[Records from a dataset]
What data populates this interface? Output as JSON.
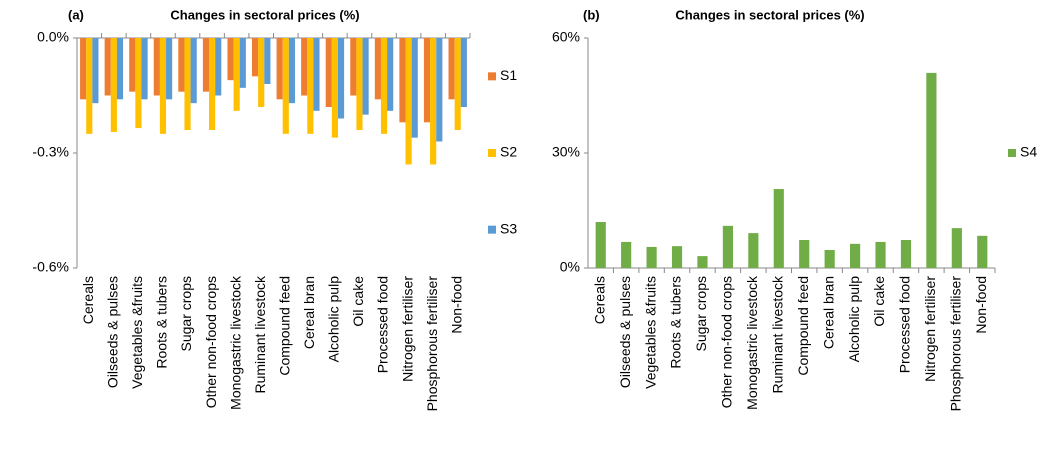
{
  "chart_data": [
    {
      "type": "bar",
      "panel_label": "(a)",
      "title": "Changes in sectoral prices (%)",
      "categories": [
        "Cereals",
        "Oilseeds & pulses",
        "Vegetables &fruits",
        "Roots & tubers",
        "Sugar crops",
        "Other non-food crops",
        "Monogastric livestock",
        "Ruminant livestock",
        "Compound feed",
        "Cereal bran",
        "Alcoholic pulp",
        "Oil cake",
        "Processed food",
        "Nitrogen fertiliser",
        "Phosphorous fertiliser",
        "Non-food"
      ],
      "series": [
        {
          "name": "S1",
          "color": "#ed7d31",
          "values": [
            -0.16,
            -0.15,
            -0.14,
            -0.15,
            -0.14,
            -0.14,
            -0.11,
            -0.1,
            -0.16,
            -0.15,
            -0.18,
            -0.15,
            -0.16,
            -0.22,
            -0.22,
            -0.16
          ]
        },
        {
          "name": "S2",
          "color": "#ffc000",
          "values": [
            -0.25,
            -0.245,
            -0.235,
            -0.25,
            -0.24,
            -0.24,
            -0.19,
            -0.18,
            -0.25,
            -0.25,
            -0.26,
            -0.24,
            -0.25,
            -0.33,
            -0.33,
            -0.24
          ]
        },
        {
          "name": "S3",
          "color": "#5b9bd5",
          "values": [
            -0.17,
            -0.16,
            -0.16,
            -0.16,
            -0.17,
            -0.15,
            -0.13,
            -0.12,
            -0.17,
            -0.19,
            -0.21,
            -0.2,
            -0.19,
            -0.26,
            -0.27,
            -0.18
          ]
        }
      ],
      "ylim": [
        -0.6,
        0
      ],
      "yticks": [
        {
          "value": 0,
          "label": "0.0%"
        },
        {
          "value": -0.3,
          "label": "-0.3%"
        },
        {
          "value": -0.6,
          "label": "-0.6%"
        }
      ],
      "legend": "right"
    },
    {
      "type": "bar",
      "panel_label": "(b)",
      "title": "Changes in sectoral prices (%)",
      "categories": [
        "Cereals",
        "Oilseeds & pulses",
        "Vegetables &fruits",
        "Roots & tubers",
        "Sugar crops",
        "Other non-food crops",
        "Monogastric livestock",
        "Ruminant livestock",
        "Compound feed",
        "Cereal bran",
        "Alcoholic pulp",
        "Oil cake",
        "Processed food",
        "Nitrogen fertiliser",
        "Phosphorous fertiliser",
        "Non-food"
      ],
      "series": [
        {
          "name": "S4",
          "color": "#70ad47",
          "values": [
            12,
            6.8,
            5.5,
            5.7,
            3.1,
            11,
            9.1,
            20.6,
            7.3,
            4.7,
            6.3,
            6.8,
            7.3,
            50.9,
            10.4,
            8.4
          ]
        }
      ],
      "ylim": [
        0,
        60
      ],
      "yticks": [
        {
          "value": 0,
          "label": "0%"
        },
        {
          "value": 30,
          "label": "30%"
        },
        {
          "value": 60,
          "label": "60%"
        }
      ],
      "legend": "right"
    }
  ]
}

**Required task:** Reproduce the material above in full, exactly, with no images.

**Expected output:**
What data populates this interface? Output as JSON.
{
  "chart_data": [
    {
      "type": "bar",
      "panel_label": "(a)",
      "title": "Changes in sectoral prices (%)",
      "categories": [
        "Cereals",
        "Oilseeds & pulses",
        "Vegetables &fruits",
        "Roots & tubers",
        "Sugar crops",
        "Other non-food crops",
        "Monogastric livestock",
        "Ruminant livestock",
        "Compound feed",
        "Cereal bran",
        "Alcoholic pulp",
        "Oil cake",
        "Processed food",
        "Nitrogen fertiliser",
        "Phosphorous fertiliser",
        "Non-food"
      ],
      "series": [
        {
          "name": "S1",
          "color": "#ed7d31",
          "values": [
            -0.16,
            -0.15,
            -0.14,
            -0.15,
            -0.14,
            -0.14,
            -0.11,
            -0.1,
            -0.16,
            -0.15,
            -0.18,
            -0.15,
            -0.16,
            -0.22,
            -0.22,
            -0.16
          ]
        },
        {
          "name": "S2",
          "color": "#ffc000",
          "values": [
            -0.25,
            -0.245,
            -0.235,
            -0.25,
            -0.24,
            -0.24,
            -0.19,
            -0.18,
            -0.25,
            -0.25,
            -0.26,
            -0.24,
            -0.25,
            -0.33,
            -0.33,
            -0.24
          ]
        },
        {
          "name": "S3",
          "color": "#5b9bd5",
          "values": [
            -0.17,
            -0.16,
            -0.16,
            -0.16,
            -0.17,
            -0.15,
            -0.13,
            -0.12,
            -0.17,
            -0.19,
            -0.21,
            -0.2,
            -0.19,
            -0.26,
            -0.27,
            -0.18
          ]
        }
      ],
      "ylim": [
        -0.6,
        0
      ],
      "yticks": [
        {
          "value": 0,
          "label": "0.0%"
        },
        {
          "value": -0.3,
          "label": "-0.3%"
        },
        {
          "value": -0.6,
          "label": "-0.6%"
        }
      ],
      "legend": "right"
    },
    {
      "type": "bar",
      "panel_label": "(b)",
      "title": "Changes in sectoral prices (%)",
      "categories": [
        "Cereals",
        "Oilseeds & pulses",
        "Vegetables &fruits",
        "Roots & tubers",
        "Sugar crops",
        "Other non-food crops",
        "Monogastric livestock",
        "Ruminant livestock",
        "Compound feed",
        "Cereal bran",
        "Alcoholic pulp",
        "Oil cake",
        "Processed food",
        "Nitrogen fertiliser",
        "Phosphorous fertiliser",
        "Non-food"
      ],
      "series": [
        {
          "name": "S4",
          "color": "#70ad47",
          "values": [
            12,
            6.8,
            5.5,
            5.7,
            3.1,
            11,
            9.1,
            20.6,
            7.3,
            4.7,
            6.3,
            6.8,
            7.3,
            50.9,
            10.4,
            8.4
          ]
        }
      ],
      "ylim": [
        0,
        60
      ],
      "yticks": [
        {
          "value": 0,
          "label": "0%"
        },
        {
          "value": 30,
          "label": "30%"
        },
        {
          "value": 60,
          "label": "60%"
        }
      ],
      "legend": "right"
    }
  ]
}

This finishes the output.